• To be done: Check every line below for the word "page" and show those that hold it.

# Input rows start

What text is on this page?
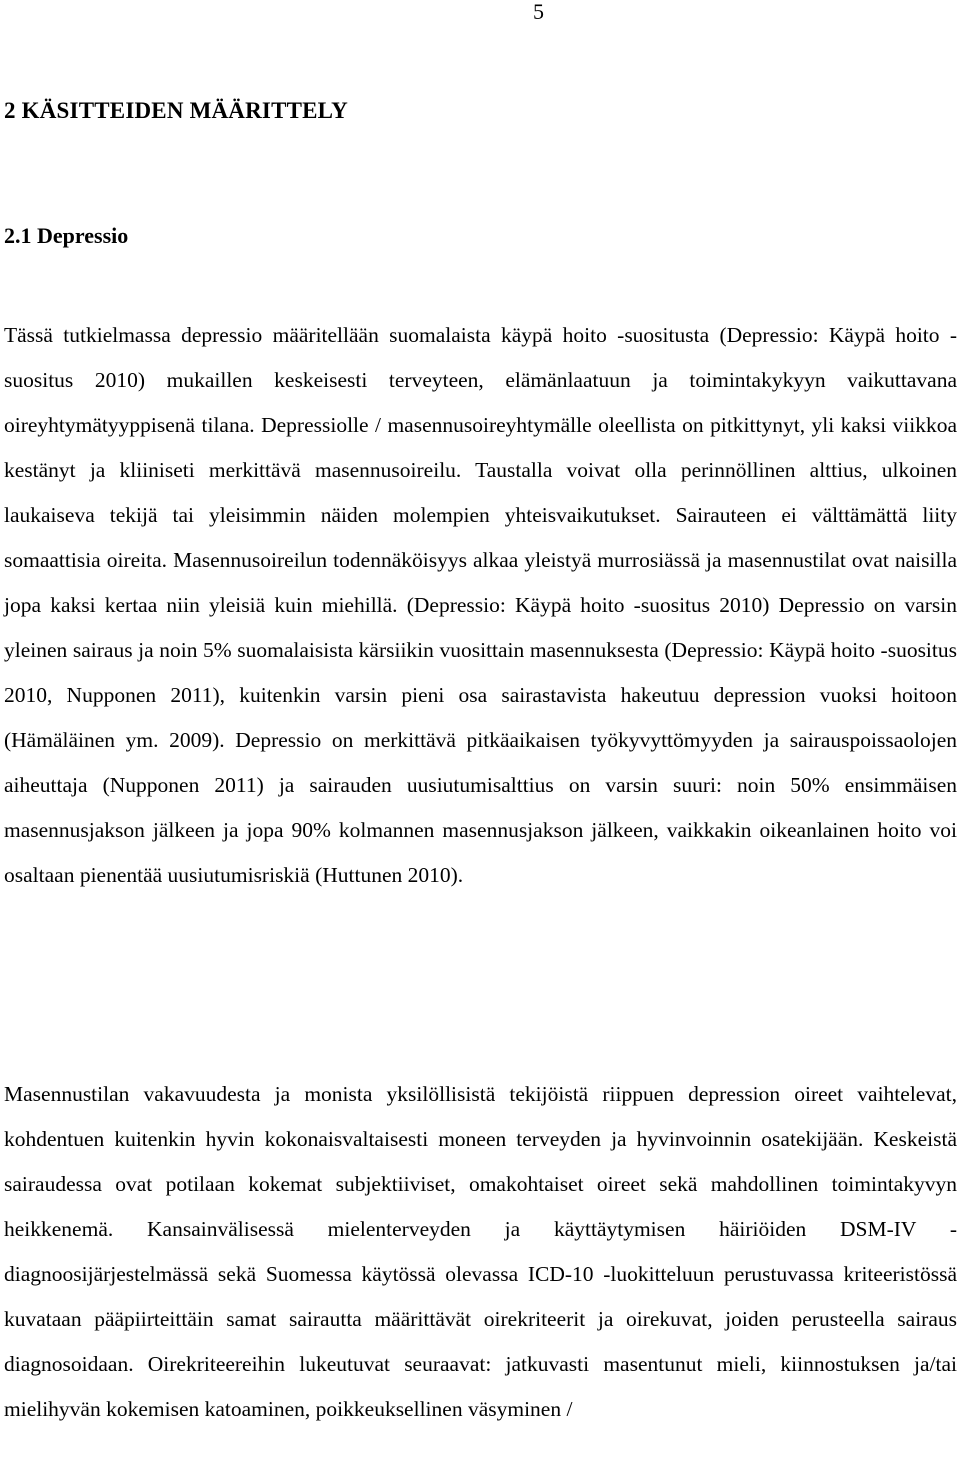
5
2 KÄSITTEIDEN MÄÄRITTELY
2.1 Depressio

Tässä tutkielmassa depressio määritellään suomalaista käypä hoito -suositusta (Depressio: Käypä hoito -suositus 2010) mukaillen keskeisesti terveyteen, elämänlaatuun ja toimintakykyyn vaikuttavana oireyhtymätyyppisenä tilana. Depressiolle / masennusoireyhtymälle oleellista on pitkittynyt, yli kaksi viikkoa kestänyt ja kliiniseti merkittävä masennusoireilu. Taustalla voivat olla perinnöllinen alttius, ulkoinen laukaiseva tekijä tai yleisimmin näiden molempien yhteisvaikutukset. Sairauteen ei välttämättä liity somaattisia oireita. Masennusoireilun todennäköisyys alkaa yleistyä murrosiässä ja masennustilat ovat naisilla jopa kaksi kertaa niin yleisiä kuin miehillä. (Depressio: Käypä hoito -suositus 2010) Depressio on varsin yleinen sairaus ja noin 5% suomalaisista kärsiikin vuosittain masennuksesta (Depressio: Käypä hoito -suositus 2010, Nupponen 2011), kuitenkin varsin pieni osa sairastavista hakeutuu depression vuoksi hoitoon (Hämäläinen ym. 2009). Depressio on merkittävä pitkäaikaisen työkyvyttömyyden ja sairauspoissaolojen aiheuttaja (Nupponen 2011) ja sairauden uusiutumisalttius on varsin suuri: noin 50% ensimmäisen masennusjakson jälkeen ja jopa 90% kolmannen masennusjakson jälkeen, vaikkakin oikeanlainen hoito voi osaltaan pienentää uusiutumisriskiä (Huttunen 2010).

Masennustilan vakavuudesta ja monista yksilöllisistä tekijöistä riippuen depression oireet vaihtelevat, kohdentuen kuitenkin hyvin kokonaisvaltaisesti moneen terveyden ja hyvinvoinnin osatekijään. Keskeistä sairaudessa ovat potilaan kokemat subjektiiviset, omakohtaiset oireet sekä mahdollinen toimintakyvyn heikkenemä. Kansainvälisessä mielenterveyden ja käyttäytymisen häiriöiden DSM-IV -diagnoosijärjestelmässä sekä Suomessa käytössä olevassa ICD-10 -luokitteluun perustuvassa kriteeristössä kuvataan pääpiirteittäin samat sairautta määrittävät oirekriteerit ja oirekuvat, joiden perusteella sairaus diagnosoidaan. Oirekriteereihin lukeutuvat seuraavat: jatkuvasti masentunut mieli, kiinnostuksen ja/tai mielihyvän kokemisen katoaminen, poikkeuksellinen väsyminen /
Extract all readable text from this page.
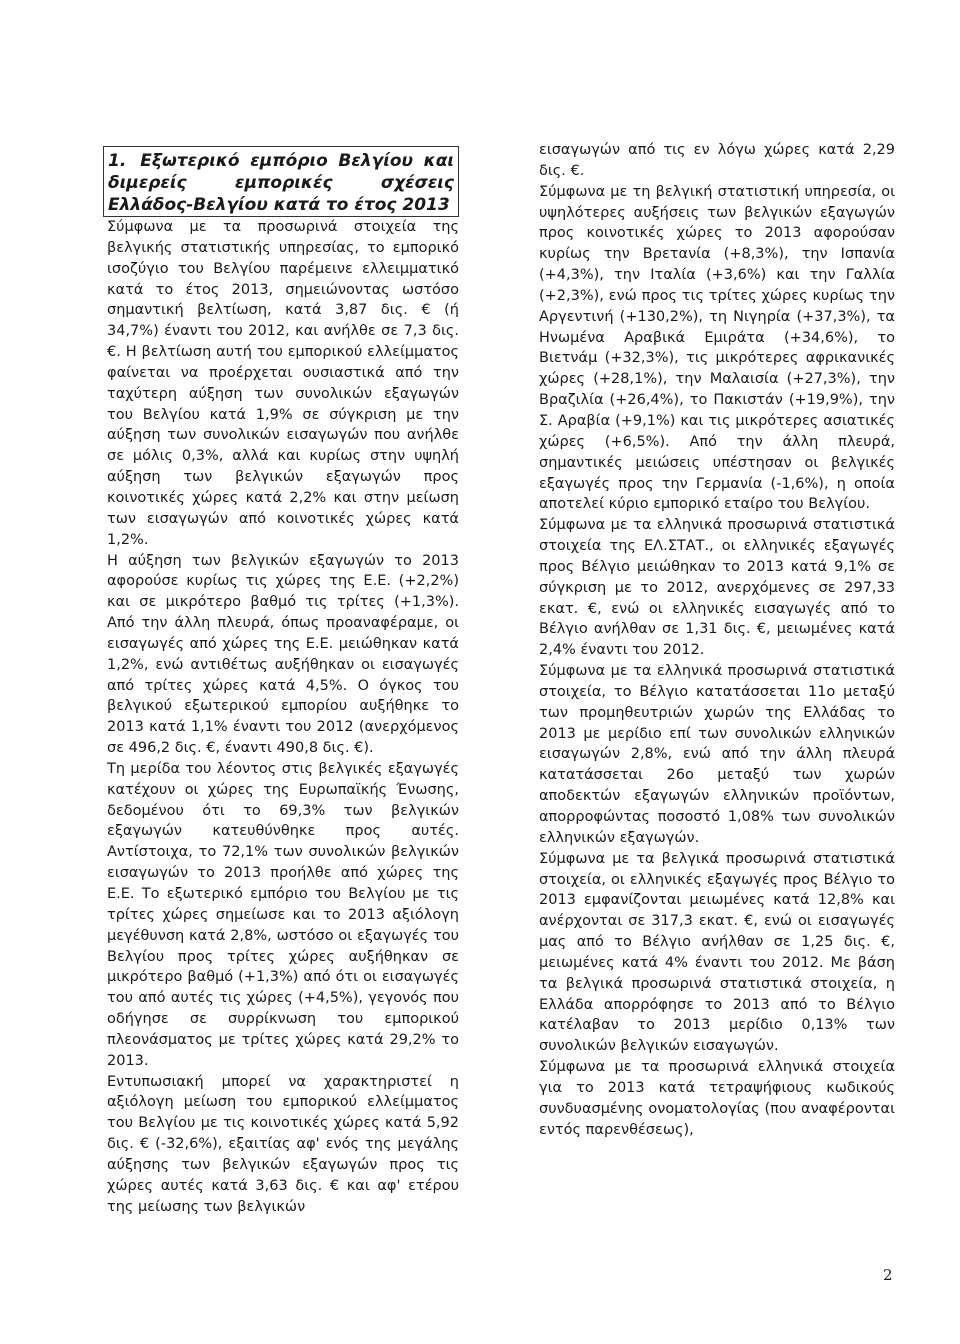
1. Εξωτερικό εμπόριο Βελγίου και διμερείς εμπορικές σχέσεις Ελλάδος-Βελγίου κατά το έτος 2013

Σύμφωνα με τα προσωρινά στοιχεία της βελγικής στατιστικής υπηρεσίας, το εμπορικό ισοζύγιο του Βελγίου παρέμεινε ελλειμματικό κατά το έτος 2013, σημειώνοντας ωστόσο σημαντική βελτίωση, κατά 3,87 δις. € (ή 34,7%) έναντι του 2012, και ανήλθε σε 7,3 δις. €. Η βελτίωση αυτή του εμπορικού ελλείμματος φαίνεται να προέρχεται ουσιαστικά από την ταχύτερη αύξηση των συνολικών εξαγωγών του Βελγίου κατά 1,9% σε σύγκριση με την αύξηση των συνολικών εισαγωγών που ανήλθε σε μόλις 0,3%, αλλά και κυρίως στην υψηλή αύξηση των βελγικών εξαγωγών προς κοινοτικές χώρες κατά 2,2% και στην μείωση των εισαγωγών από κοινοτικές χώρες κατά 1,2%.

Η αύξηση των βελγικών εξαγωγών το 2013 αφορούσε κυρίως τις χώρες της Ε.Ε. (+2,2%) και σε μικρότερο βαθμό τις τρίτες (+1,3%). Από την άλλη πλευρά, όπως προαναφέραμε, οι εισαγωγές από χώρες της Ε.Ε. μειώθηκαν κατά 1,2%, ενώ αντιθέτως αυξήθηκαν οι εισαγωγές από τρίτες χώρες κατά 4,5%. Ο όγκος του βελγικού εξωτερικού εμπορίου αυξήθηκε το 2013 κατά 1,1% έναντι του 2012 (ανερχόμενος σε 496,2 δις. €, έναντι 490,8 δις. €).

Τη μερίδα του λέοντος στις βελγικές εξαγωγές κατέχουν οι χώρες της Ευρωπαϊκής Ένωσης, δεδομένου ότι το 69,3% των βελγικών εξαγωγών κατευθύνθηκε προς αυτές. Αντίστοιχα, το 72,1% των συνολικών βελγικών εισαγωγών το 2013 προήλθε από χώρες της Ε.Ε. Το εξωτερικό εμπόριο του Βελγίου με τις τρίτες χώρες σημείωσε και το 2013 αξιόλογη μεγέθυνση κατά 2,8%, ωστόσο οι εξαγωγές του Βελγίου προς τρίτες χώρες αυξήθηκαν σε μικρότερο βαθμό (+1,3%) από ότι οι εισαγωγές του από αυτές τις χώρες (+4,5%), γεγονός που οδήγησε σε συρρίκνωση του εμπορικού πλεονάσματος με τρίτες χώρες κατά 29,2% το 2013.

Εντυπωσιακή μπορεί να χαρακτηριστεί η αξιόλογη μείωση του εμπορικού ελλείμματος του Βελγίου με τις κοινοτικές χώρες κατά 5,92 δις. € (-32,6%), εξαιτίας αφ' ενός της μεγάλης αύξησης των βελγικών εξαγωγών προς τις χώρες αυτές κατά 3,63 δις. € και αφ' ετέρου της μείωσης των βελγικών

εισαγωγών από τις εν λόγω χώρες κατά 2,29 δις. €.

Σύμφωνα με τη βελγική στατιστική υπηρεσία, οι υψηλότερες αυξήσεις των βελγικών εξαγωγών προς κοινοτικές χώρες το 2013 αφορούσαν κυρίως την Βρετανία (+8,3%), την Ισπανία (+4,3%), την Ιταλία (+3,6%) και την Γαλλία (+2,3%), ενώ προς τις τρίτες χώρες κυρίως την Αργεντινή (+130,2%), τη Νιγηρία (+37,3%), τα Ηνωμένα Αραβικά Εμιράτα (+34,6%), το Βιετνάμ (+32,3%), τις μικρότερες αφρικανικές χώρες (+28,1%), την Μαλαισία (+27,3%), την Βραζιλία (+26,4%), το Πακιστάν (+19,9%), την Σ. Αραβία (+9,1%) και τις μικρότερες ασιατικές χώρες (+6,5%). Από την άλλη πλευρά, σημαντικές μειώσεις υπέστησαν οι βελγικές εξαγωγές προς την Γερμανία (-1,6%), η οποία αποτελεί κύριο εμπορικό εταίρο του Βελγίου.

Σύμφωνα με τα ελληνικά προσωρινά στατιστικά στοιχεία της ΕΛ.ΣΤΑΤ., οι ελληνικές εξαγωγές προς Βέλγιο μειώθηκαν το 2013 κατά 9,1% σε σύγκριση με το 2012, ανερχόμενες σε 297,33 εκατ. €, ενώ οι ελληνικές εισαγωγές από το Βέλγιο ανήλθαν σε 1,31 δις. €, μειωμένες κατά 2,4% έναντι του 2012.

Σύμφωνα με τα ελληνικά προσωρινά στατιστικά στοιχεία, το Βέλγιο κατατάσσεται 11ο μεταξύ των προμηθευτριών χωρών της Ελλάδας το 2013 με μερίδιο επί των συνολικών ελληνικών εισαγωγών 2,8%, ενώ από την άλλη πλευρά κατατάσσεται 26ο μεταξύ των χωρών αποδεκτών εξαγωγών ελληνικών προϊόντων, απορροφώντας ποσοστό 1,08% των συνολικών ελληνικών εξαγωγών.

Σύμφωνα με τα βελγικά προσωρινά στατιστικά στοιχεία, οι ελληνικές εξαγωγές προς Βέλγιο το 2013 εμφανίζονται μειωμένες κατά 12,8% και ανέρχονται σε 317,3 εκατ. €, ενώ οι εισαγωγές μας από το Βέλγιο ανήλθαν σε 1,25 δις. €, μειωμένες κατά 4% έναντι του 2012. Με βάση τα βελγικά προσωρινά στατιστικά στοιχεία, η Ελλάδα απορρόφησε το 2013 από το Βέλγιο κατέλαβαν το 2013 μερίδιο 0,13% των συνολικών βελγικών εισαγωγών.

Σύμφωνα με τα προσωρινά ελληνικά στοιχεία για το 2013 κατά τετραψήφιους κωδικούς συνδυασμένης ονοματολογίας (που αναφέρονται εντός παρενθέσεως),

2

# Input rows end

• Written answer:
What text is on this page?
Extract all readable text from this page.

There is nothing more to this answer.